• WHAT IS REQUIRED
Tally the lines below that contain "time". The number is the whole answer.

• LISTED ENTRIES
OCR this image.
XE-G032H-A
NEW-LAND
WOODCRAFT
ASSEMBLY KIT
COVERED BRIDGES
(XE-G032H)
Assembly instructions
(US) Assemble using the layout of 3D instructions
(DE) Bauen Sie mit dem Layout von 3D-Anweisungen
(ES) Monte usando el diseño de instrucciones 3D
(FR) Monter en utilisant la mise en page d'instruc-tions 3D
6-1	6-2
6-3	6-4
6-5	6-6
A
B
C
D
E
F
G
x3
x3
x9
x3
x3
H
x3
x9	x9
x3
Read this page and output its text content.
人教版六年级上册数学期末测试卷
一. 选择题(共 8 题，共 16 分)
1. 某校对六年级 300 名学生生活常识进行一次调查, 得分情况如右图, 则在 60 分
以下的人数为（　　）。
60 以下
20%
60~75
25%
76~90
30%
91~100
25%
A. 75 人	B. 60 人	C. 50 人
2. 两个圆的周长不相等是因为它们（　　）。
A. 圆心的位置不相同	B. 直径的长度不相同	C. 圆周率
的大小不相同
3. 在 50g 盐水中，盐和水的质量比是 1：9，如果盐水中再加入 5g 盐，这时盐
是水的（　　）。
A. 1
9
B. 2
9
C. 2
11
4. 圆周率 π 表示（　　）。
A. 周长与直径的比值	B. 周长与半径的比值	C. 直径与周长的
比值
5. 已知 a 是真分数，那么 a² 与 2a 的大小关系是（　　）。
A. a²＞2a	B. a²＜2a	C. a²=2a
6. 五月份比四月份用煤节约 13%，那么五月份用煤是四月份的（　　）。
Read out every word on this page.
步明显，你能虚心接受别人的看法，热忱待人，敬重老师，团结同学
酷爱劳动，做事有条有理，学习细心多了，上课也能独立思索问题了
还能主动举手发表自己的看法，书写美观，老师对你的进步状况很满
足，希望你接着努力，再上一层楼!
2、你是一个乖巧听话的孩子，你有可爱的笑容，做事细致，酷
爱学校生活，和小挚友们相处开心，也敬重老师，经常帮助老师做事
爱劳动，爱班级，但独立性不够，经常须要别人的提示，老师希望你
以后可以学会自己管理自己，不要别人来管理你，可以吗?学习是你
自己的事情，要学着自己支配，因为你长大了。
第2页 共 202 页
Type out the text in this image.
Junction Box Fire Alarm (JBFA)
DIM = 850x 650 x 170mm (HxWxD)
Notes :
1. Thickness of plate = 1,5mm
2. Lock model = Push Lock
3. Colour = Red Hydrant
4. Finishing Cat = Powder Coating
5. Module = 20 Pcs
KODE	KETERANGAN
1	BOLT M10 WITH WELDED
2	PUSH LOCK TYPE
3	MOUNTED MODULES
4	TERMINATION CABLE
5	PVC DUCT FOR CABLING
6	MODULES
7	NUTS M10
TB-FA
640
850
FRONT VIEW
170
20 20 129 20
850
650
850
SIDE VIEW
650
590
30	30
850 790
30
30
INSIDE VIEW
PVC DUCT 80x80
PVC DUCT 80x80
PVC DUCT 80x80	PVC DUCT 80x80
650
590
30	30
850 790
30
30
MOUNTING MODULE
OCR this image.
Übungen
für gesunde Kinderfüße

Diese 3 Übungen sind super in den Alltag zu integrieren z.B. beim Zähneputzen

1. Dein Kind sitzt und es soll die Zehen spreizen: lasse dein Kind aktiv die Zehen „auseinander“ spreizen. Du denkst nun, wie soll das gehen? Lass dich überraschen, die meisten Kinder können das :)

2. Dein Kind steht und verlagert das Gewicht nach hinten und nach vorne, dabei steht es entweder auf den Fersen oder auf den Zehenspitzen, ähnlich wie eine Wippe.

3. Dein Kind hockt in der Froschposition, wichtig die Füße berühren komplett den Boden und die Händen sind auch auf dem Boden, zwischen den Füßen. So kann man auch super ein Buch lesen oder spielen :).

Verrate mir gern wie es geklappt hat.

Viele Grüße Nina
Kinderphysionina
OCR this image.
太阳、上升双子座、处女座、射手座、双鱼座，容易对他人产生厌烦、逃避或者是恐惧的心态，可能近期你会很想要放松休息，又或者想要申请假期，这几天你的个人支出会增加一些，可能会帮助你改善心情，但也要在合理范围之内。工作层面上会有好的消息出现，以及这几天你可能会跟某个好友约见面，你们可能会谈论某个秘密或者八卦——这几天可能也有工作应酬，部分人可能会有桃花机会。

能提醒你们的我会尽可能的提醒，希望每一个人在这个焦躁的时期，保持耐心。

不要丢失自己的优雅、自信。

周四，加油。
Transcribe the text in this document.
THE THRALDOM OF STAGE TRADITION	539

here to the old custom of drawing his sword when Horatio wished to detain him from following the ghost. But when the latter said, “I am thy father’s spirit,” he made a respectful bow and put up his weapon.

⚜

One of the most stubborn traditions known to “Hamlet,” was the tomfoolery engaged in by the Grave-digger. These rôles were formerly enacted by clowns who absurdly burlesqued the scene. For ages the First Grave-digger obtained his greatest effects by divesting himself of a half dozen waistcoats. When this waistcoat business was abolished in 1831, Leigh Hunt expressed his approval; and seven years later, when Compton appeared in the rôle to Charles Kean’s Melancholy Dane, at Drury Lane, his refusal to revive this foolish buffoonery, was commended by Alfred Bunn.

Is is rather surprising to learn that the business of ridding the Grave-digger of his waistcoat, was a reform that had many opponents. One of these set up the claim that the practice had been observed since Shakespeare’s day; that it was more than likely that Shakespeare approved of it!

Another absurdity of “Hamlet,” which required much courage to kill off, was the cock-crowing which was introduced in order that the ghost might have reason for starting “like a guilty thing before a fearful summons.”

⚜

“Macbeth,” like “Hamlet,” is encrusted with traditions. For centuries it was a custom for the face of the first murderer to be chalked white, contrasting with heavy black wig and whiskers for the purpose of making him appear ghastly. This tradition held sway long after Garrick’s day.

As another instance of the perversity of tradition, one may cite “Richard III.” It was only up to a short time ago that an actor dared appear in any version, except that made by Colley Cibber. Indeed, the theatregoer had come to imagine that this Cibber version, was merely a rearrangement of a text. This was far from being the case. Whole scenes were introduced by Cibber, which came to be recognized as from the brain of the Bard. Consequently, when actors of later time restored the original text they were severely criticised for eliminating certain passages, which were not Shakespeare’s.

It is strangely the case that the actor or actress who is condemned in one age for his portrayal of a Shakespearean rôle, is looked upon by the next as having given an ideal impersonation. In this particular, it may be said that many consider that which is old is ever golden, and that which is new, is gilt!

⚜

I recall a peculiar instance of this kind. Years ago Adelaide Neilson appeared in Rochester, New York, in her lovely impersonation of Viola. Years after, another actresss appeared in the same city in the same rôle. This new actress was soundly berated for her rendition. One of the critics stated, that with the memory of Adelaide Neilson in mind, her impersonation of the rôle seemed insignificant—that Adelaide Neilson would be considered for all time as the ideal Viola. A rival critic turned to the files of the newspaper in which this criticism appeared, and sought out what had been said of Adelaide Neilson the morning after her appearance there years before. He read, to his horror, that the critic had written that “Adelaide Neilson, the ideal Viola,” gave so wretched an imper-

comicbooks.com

• CORRECT RESPONSE
2